Record set —
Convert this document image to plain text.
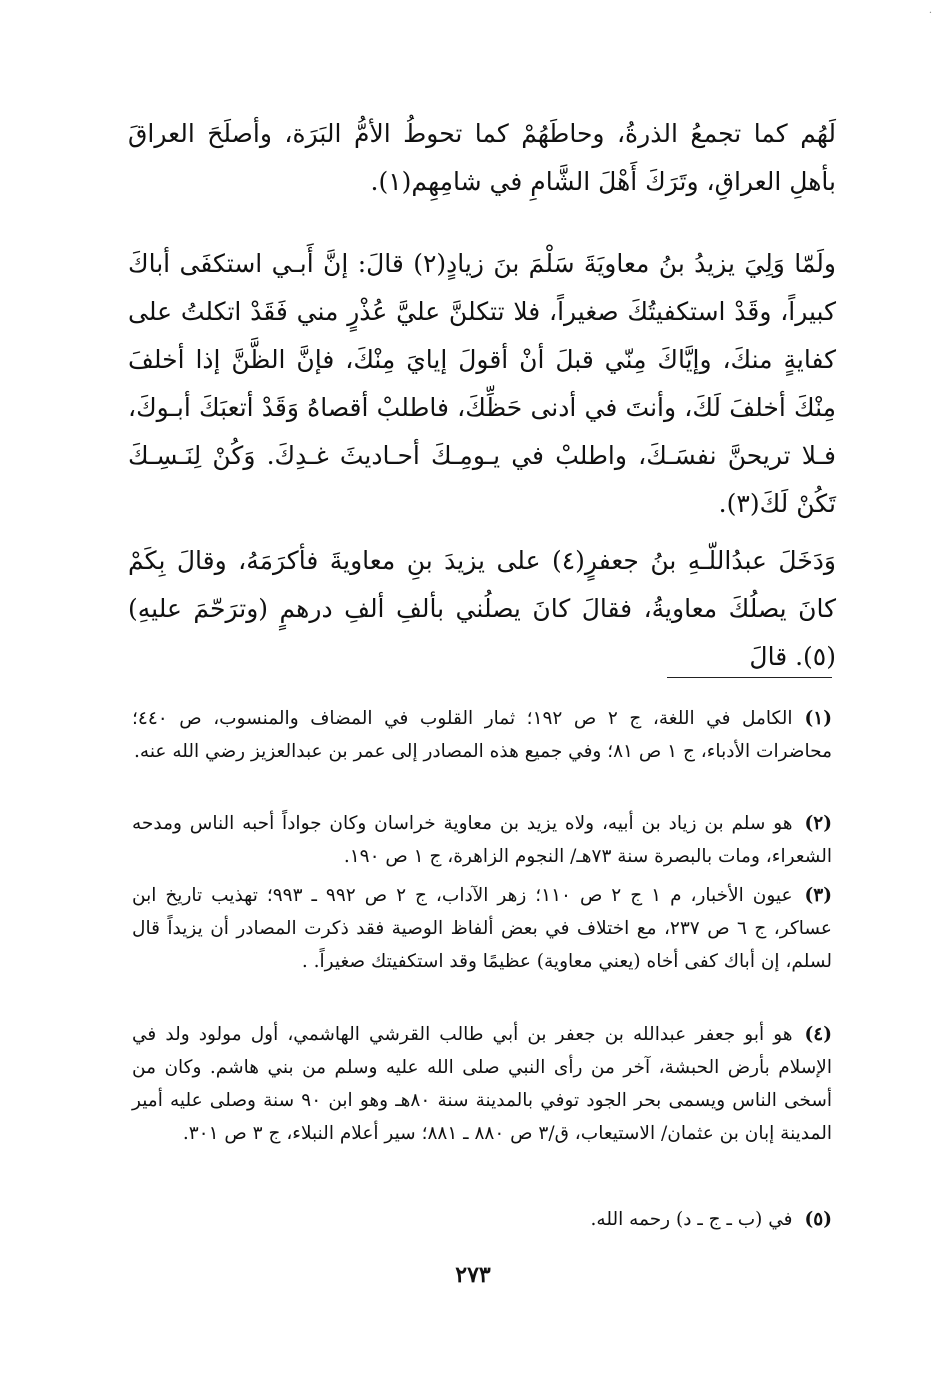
·
لَهُم كما تجمعُ الذرةُ، وحاطَهُمْ كما تحوطُ الأمُّ البَرَة، وأصلَحَ العراقَ بأهلِ العراقِ، وتَرَكَ أَهْلَ الشَّامِ في شامِهِم(١).
ولَمّا وَلِيَ يزيدُ بنُ معاويَةَ سَلْمَ بنَ زيادٍ(٢) قالَ: إنَّ أَبـي استكفَى أباكَ كبيراً، وقَدْ استكفيتُكَ صغيراً، فلا تتكلنَّ عليَّ عُذْرٍ مني فَقَدْ اتكلتُ على كفايةٍ منكَ، وإيَّاكَ مِنّي قبلَ أنْ أقولَ إيايَ مِنْكَ، فإنَّ الظَّنَّ إذا أخلفَ مِنْكَ أخلفَ لَكَ، وأنتَ في أدنى حَظِّكَ، فاطلبْ أقصاهُ وَقَدْ أتعبَكَ أبـوكَ، فـلا تريحنَّ نفسَـكَ، واطلبْ في يـومِـكَ أحـاديثَ غـدِكَ. وَكُنْ لِنَـسِـكَ تَكُنْ لَكَ(٣).
وَدَخَلَ عبدُاللّـهِ بنُ جعفرٍ(٤) على يزيدَ بنِ معاويةَ فأكرَمَهُ، وقالَ بِكَمْ كانَ يصلُكَ معاويةُ، فقالَ كانَ يصلُني بألفِ ألفِ درهمٍ (وترَحّمَ عليهِ)(٥). قالَ
(١)الكامل في اللغة، ج ٢ ص ١٩٢؛ ثمار القلوب في المضاف والمنسوب، ص ٤٤٠؛ محاضرات الأدباء، ج ١ ص ٨١؛ وفي جميع هذه المصادر إلى عمر بن عبدالعزيز رضي الله عنه.
(٢)هو سلم بن زياد بن أبيه، ولاه يزيد بن معاوية خراسان وكان جواداً أحبه الناس ومدحه الشعراء، ومات بالبصرة سنة ٧٣هـ/ النجوم الزاهرة، ج ١ ص ١٩٠.
(٣)عيون الأخبار، م ١ ج ٢ ص ١١٠؛ زهر الآداب، ج ٢ ص ٩٩٢ ـ ٩٩٣؛ تهذيب تاريخ ابن عساكر، ج ٦ ص ٢٣٧، مع اختلاف في بعض ألفاظ الوصية فقد ذكرت المصادر أن يزيداً قال لسلم، إن أباك كفى أخاه (يعني معاوية) عظيمًا وقد استكفيتك صغيراً. .
(٤)هو أبو جعفر عبدالله بن جعفر بن أبي طالب القرشي الهاشمي، أول مولود ولد في الإسلام بأرض الحبشة، آخر من رأى النبي صلى الله عليه وسلم من بني هاشم. وكان من أسخى الناس ويسمى بحر الجود توفي بالمدينة سنة ٨٠هـ وهو ابن ٩٠ سنة وصلى عليه أمير المدينة إبان بن عثمان/ الاستيعاب، ق/٣ ص ٨٨٠ ـ ٨٨١؛ سير أعلام النبلاء، ج ٣ ص ٣٠١.
(٥)في (ب ـ ج ـ د) رحمه الله.
٢٧٣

Stated problem — Which lines contain "زياد"? Show each of them.

Exercise output —
ولَمّا وَلِيَ يزيدُ بنُ معاويَةَ سَلْمَ بنَ زيادٍ(٢) قالَ: إنَّ أَبـي استكفَى أباكَ كبيراً، وقَدْ استكفيتُكَ صغيراً، فلا تتكلنَّ عليَّ عُذْرٍ مني فَقَدْ اتكلتُ على كفايةٍ منكَ، وإيَّاكَ مِنّي قبلَ أنْ أقولَ إيايَ مِنْكَ، فإنَّ الظَّنَّ إذا أخلفَ مِنْكَ أخلفَ لَكَ، وأنتَ في أدنى حَظِّكَ، فاطلبْ أقصاهُ وَقَدْ أتعبَكَ أبـوكَ، فـلا تريحنَّ نفسَـكَ، واطلبْ في يـومِـكَ أحـاديثَ غـدِكَ. وَكُنْ لِنَـسِـكَ تَكُنْ لَكَ(٣).
(٢)هو سلم بن زياد بن أبيه، ولاه يزيد بن معاوية خراسان وكان جواداً أحبه الناس ومدحه الشعراء، ومات بالبصرة سنة ٧٣هـ/ النجوم الزاهرة، ج ١ ص ١٩٠.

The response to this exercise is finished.